▶ **WORK TO BE COMPLETED**: Locate each line containing the string "Kormelink" and copy it out.
— Begin RECORD LIST —
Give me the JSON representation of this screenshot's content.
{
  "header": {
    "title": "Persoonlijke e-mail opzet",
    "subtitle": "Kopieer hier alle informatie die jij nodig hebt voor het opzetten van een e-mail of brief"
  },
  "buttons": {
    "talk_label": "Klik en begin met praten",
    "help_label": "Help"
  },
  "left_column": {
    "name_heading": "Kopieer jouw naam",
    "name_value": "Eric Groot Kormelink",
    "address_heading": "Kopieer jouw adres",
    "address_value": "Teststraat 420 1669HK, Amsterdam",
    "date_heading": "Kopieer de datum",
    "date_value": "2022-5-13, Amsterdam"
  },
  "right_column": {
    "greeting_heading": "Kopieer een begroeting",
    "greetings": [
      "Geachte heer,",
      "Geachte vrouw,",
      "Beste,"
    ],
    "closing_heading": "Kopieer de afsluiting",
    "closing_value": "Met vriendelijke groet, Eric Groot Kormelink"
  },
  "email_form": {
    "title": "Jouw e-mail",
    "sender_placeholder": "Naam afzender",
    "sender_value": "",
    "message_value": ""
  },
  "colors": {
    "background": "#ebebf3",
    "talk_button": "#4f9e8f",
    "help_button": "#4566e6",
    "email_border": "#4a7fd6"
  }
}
— End RECORD LIST —
▶ **TASK RESULT**:
    "name_value": "Eric Groot Kormelink",
    "closing_value": "Met vriendelijke groet, Eric Groot Kormelink"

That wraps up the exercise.